WHAT IS ASKED:
1. Render the following sentence from the passage on Henkel's cash pooling into German: "In the other project, Henkel is also enhancing its cross-border cash pool in APAC to repatriate surplus cash to its headquarters in Germany."
2. Resume the passage on Henkel's cash pooling, picking up after its final sentence.

+++ SUPPLIED TEXT

In the other project, Henkel is also enhancing its cross-border cash pool in APAC to repatriate surplus cash to its headquarters in Germany. One example is Korea, a highly regulated market where “we are looking for ways to act within the boundary of the regulation to free up trapped cash”, Yang said. In order to do so, the company is considering a new workflow solution developed by Deutsche Bank, which combines API technology, target balancing and automated FX swaps.
As Deutsche Bank’s Shah shared during the webinar the Henkel project required multiple steps to be taken by the company and the bank:
- Determine which cash position the company wants to hold in a certain regulated country. Every excess amount will then be transferred out of the country to head office or a regional treasury centre.
- Provide the necessary documents to the bank for the purpose of a cross-border payment to be initiated given exchange control regulations.
- Execute Spot FX conversion for the payment.
- Unwind the hedge exposure at HQ level for the underlying payment.

++++++
+++ DATASET CONTENT

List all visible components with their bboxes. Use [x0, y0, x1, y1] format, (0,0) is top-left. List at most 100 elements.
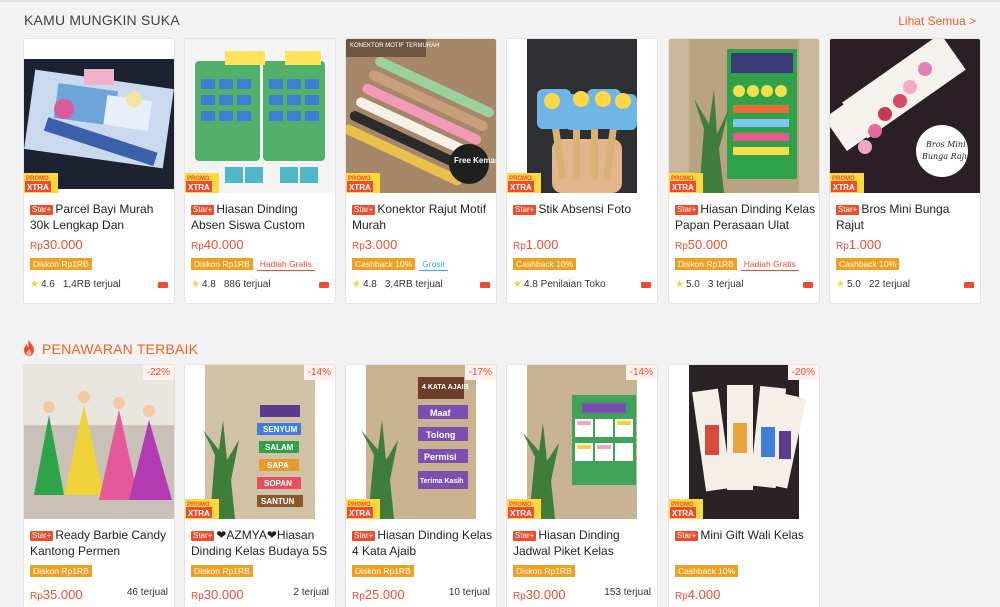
promo-tags: Diskon Rp1RB — [191, 565, 257, 577]
svg-text:4 KATA AJAIB: 4 KATA AJAIB — [422, 384, 469, 391]
svg-text:XTRA: XTRA — [672, 509, 694, 518]
product-card[interactable]: -14% PROMO XTRA Star+ Hiasan Dinding Jadw… — [506, 364, 658, 607]
cashback-tag: Cashback 10% — [352, 258, 416, 270]
promo-xtra-badge: PROMO XTRA — [185, 499, 219, 519]
product-price: Rp30.000 — [30, 237, 83, 252]
svg-text:XTRA: XTRA — [672, 183, 694, 192]
discount-tag: Diskon Rp1RB — [675, 258, 737, 270]
svg-text:XTRA: XTRA — [349, 509, 371, 518]
product-card[interactable]: -20% PROMO XTRA Star+ Mini Gift Wali Kela… — [668, 364, 820, 607]
promo-xtra-badge: PROMO XTRA — [24, 173, 58, 193]
promo-tags: Diskon Rp1RB — [30, 258, 96, 270]
promo-xtra-badge: PROMO XTRA — [346, 499, 380, 519]
promo-tags: Diskon Rp1RB — [30, 565, 96, 577]
product-name[interactable]: Star+Ready Barbie Candy Kantong Permen W… — [30, 527, 172, 559]
discount-tag: Diskon Rp1RB — [352, 565, 414, 577]
star-icon: ★ — [191, 279, 200, 290]
product-image: PROMO XTRA — [507, 39, 657, 193]
product-card[interactable]: 4 KATA AJAIB Maaf Tolong Permisi Terima … — [345, 364, 497, 607]
product-card[interactable]: KONEKTOR MOTIF TERMURAH Free Kemas PROMO… — [345, 38, 497, 304]
svg-text:PROMO: PROMO — [348, 176, 371, 182]
product-image: 4 KATA AJAIB Maaf Tolong Permisi Terima … — [346, 365, 496, 519]
sold-count: 46 terjual — [126, 587, 168, 598]
product-image: Bros Mini Bunga Rajut PROMO XTRA — [830, 39, 980, 193]
product-card[interactable]: -22% Star+ Ready Barbie Candy Kantong Per… — [23, 364, 175, 607]
star-plus-badge: Star+ — [30, 531, 54, 541]
svg-text:PROMO: PROMO — [187, 176, 210, 182]
svg-text:XTRA: XTRA — [27, 183, 49, 192]
svg-text:XTRA: XTRA — [510, 509, 532, 518]
product-name[interactable]: Star+ Konektor Rajut Motif Murah — [352, 201, 494, 233]
svg-text:Bros Mini: Bros Mini — [925, 140, 966, 149]
svg-text:Terima Kasih: Terima Kasih — [420, 478, 463, 485]
promo-xtra-badge: PROMO XTRA — [185, 173, 219, 193]
promo-tags: Cashback 10% Grosir — [352, 258, 452, 271]
rating-row: ★ 4.8 3,4RB terjual — [352, 279, 494, 293]
product-price: Rp3.000 — [352, 237, 398, 252]
product-name[interactable]: Star+ Mini Gift Wali Kelas — [675, 527, 817, 543]
product-image: -14% PROMO XTRA — [507, 365, 657, 519]
cashback-tag: Cashback 10% — [836, 258, 900, 270]
rating-row: ★ 4.8 886 terjual — [191, 279, 333, 293]
product-price: Rp1.000 — [836, 237, 882, 252]
product-image: -22% — [24, 365, 174, 519]
promo-xtra-badge: PROMO XTRA — [507, 173, 541, 193]
product-card[interactable]: PROMO XTRA Star+ Hiasan Dinding Absen Sis… — [184, 38, 336, 304]
cod-icon — [641, 282, 651, 288]
product-name[interactable]: Star+ Hiasan Dinding Jadwal Piket Kelas — [513, 527, 655, 559]
discount-badge: -20% — [787, 365, 819, 380]
star-plus-badge: Star+ — [836, 205, 860, 215]
discount-tag: Diskon Rp1RB — [191, 258, 253, 270]
discount-badge: -17% — [464, 365, 496, 380]
product-price: Rp25.000 — [352, 587, 405, 602]
star-plus-badge: Star+ — [352, 205, 376, 215]
svg-text:KONEKTOR MOTIF TERMURAH: KONEKTOR MOTIF TERMURAH — [350, 43, 439, 49]
svg-text:Maaf: Maaf — [430, 408, 452, 418]
svg-text:SALAM: SALAM — [265, 443, 294, 452]
product-image: PROMO XTRA — [185, 39, 335, 193]
wholesale-tag: Grosir — [419, 258, 449, 271]
star-plus-badge: Star+ — [30, 205, 54, 215]
top-divider — [0, 0, 1000, 2]
product-image: KONEKTOR MOTIF TERMURAH Free Kemas PROMO… — [346, 39, 496, 193]
svg-text:PROMO: PROMO — [509, 176, 532, 182]
product-name[interactable]: Star+Hiasan Dinding Absen Siswa Custom D… — [191, 201, 333, 233]
product-card[interactable]: Bros Mini Bunga Rajut PROMO XTRA Star+ Br… — [829, 38, 981, 304]
see-all-link[interactable]: Lihat Semua > — [898, 14, 976, 28]
star-icon: ★ — [30, 279, 39, 290]
promo-tags: Cashback 10% — [836, 258, 903, 270]
gift-tag: Hadiah Gratis — [256, 258, 315, 271]
discount-badge: -14% — [625, 365, 657, 380]
product-image: SENYUM SALAM SAPA SOPAN SANTUN -14% PROM… — [185, 365, 335, 519]
svg-text:SOPAN: SOPAN — [264, 479, 292, 488]
svg-text:PROMO: PROMO — [187, 502, 210, 508]
discount-tag: Diskon Rp1RB — [30, 565, 92, 577]
section-title: KAMU MUNGKIN SUKA — [24, 12, 180, 28]
product-name[interactable]: Star+ Bros Mini Bunga Rajut — [836, 201, 978, 233]
fire-icon — [24, 340, 34, 356]
product-card[interactable]: PROMO XTRA Star+ Hiasan Dinding Kelas Pap… — [668, 38, 820, 304]
svg-text:XTRA: XTRA — [349, 183, 371, 192]
svg-text:PROMO: PROMO — [348, 502, 371, 508]
product-name[interactable]: Star+ Hiasan Dinding Kelas 4 Kata Ajaib — [352, 527, 494, 559]
product-name[interactable]: Star+ ❤AZMYA❤Hiasan Dinding Kelas Budaya … — [191, 527, 333, 559]
product-card[interactable]: PROMO XTRA Star+ Parcel Bayi Murah 30k Le… — [23, 38, 175, 304]
product-name[interactable]: Star+ Stik Absensi Foto — [513, 201, 655, 217]
product-name[interactable]: Star+ Hiasan Dinding Kelas Papan Perasaan… — [675, 201, 817, 233]
product-image: PROMO XTRA — [669, 39, 819, 193]
product-card[interactable]: SENYUM SALAM SAPA SOPAN SANTUN -14% PROM… — [184, 364, 336, 607]
promo-tags: Diskon Rp1RB — [513, 565, 579, 577]
svg-text:SENYUM: SENYUM — [263, 425, 298, 434]
sold-count: 2 terjual — [293, 587, 329, 598]
product-name[interactable]: Star+Parcel Bayi Murah 30k Lengkap Dan H… — [30, 201, 172, 233]
star-plus-badge: Star+ — [513, 531, 537, 541]
product-card[interactable]: PROMO XTRA Star+ Stik Absensi Foto Rp1.00… — [506, 38, 658, 304]
star-icon: ★ — [513, 279, 522, 290]
svg-text:Bunga Rajut: Bunga Rajut — [921, 152, 973, 161]
promo-xtra-badge: PROMO XTRA — [669, 499, 703, 519]
promo-tags: Cashback 10% — [675, 565, 742, 577]
promo-tags: Diskon Rp1RB Hadiah Gratis — [675, 258, 803, 271]
product-image: PROMO XTRA — [24, 39, 174, 193]
promo-tags: Diskon Rp1RB — [352, 565, 418, 577]
star-plus-badge: Star+ — [191, 531, 215, 541]
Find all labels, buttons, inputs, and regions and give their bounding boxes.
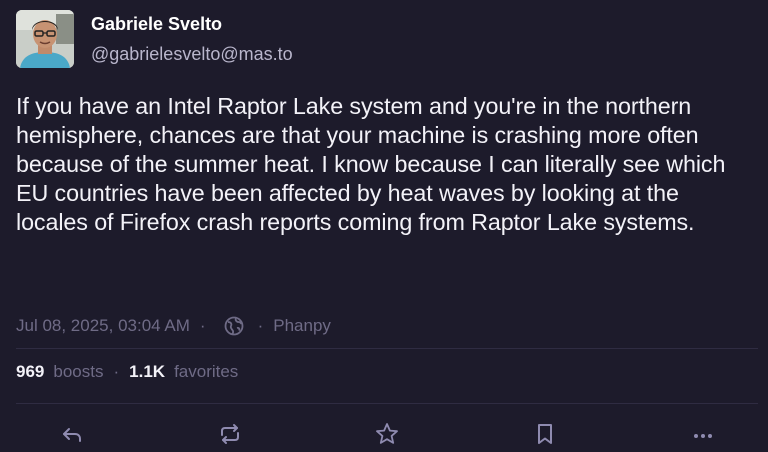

++++++

ANSWERS TO EACH TASK:
1. Im anderen Projekt baut Henkel zudem seinen grenzüberschreitenden Cash-Pool in der APAC-Region aus, um überschüssige Liquidität an seinen Hauptsitz in Deutschland zurückzuführen.

2.
“To reduce friction for such regulated payments, we have introduced an end-to-end workflow solution across liquidity, payments and FX management that can be executed by the bank with a single rule-based execution capability powered by AI and digitisation,” Shah said.
To learn more about how Henkel and Trip.com are embracing AI and APIs in their respective corporate treasury departments, watch the entire webinar here:
Sources
1 See https://bit.ly/3H0PimW at atlanticcouncil.org
2 See https://bit.ly/3xzgpl1 at ecb.europa.eu
3 For more information on how B2B marketplaces change payments and FX flows, read the flow article Digital marketplaces – a gamechanger for payments and treasury
4 For more information on the progress of CBDCs worldwide read the flow article CBDCs: what’s not to love?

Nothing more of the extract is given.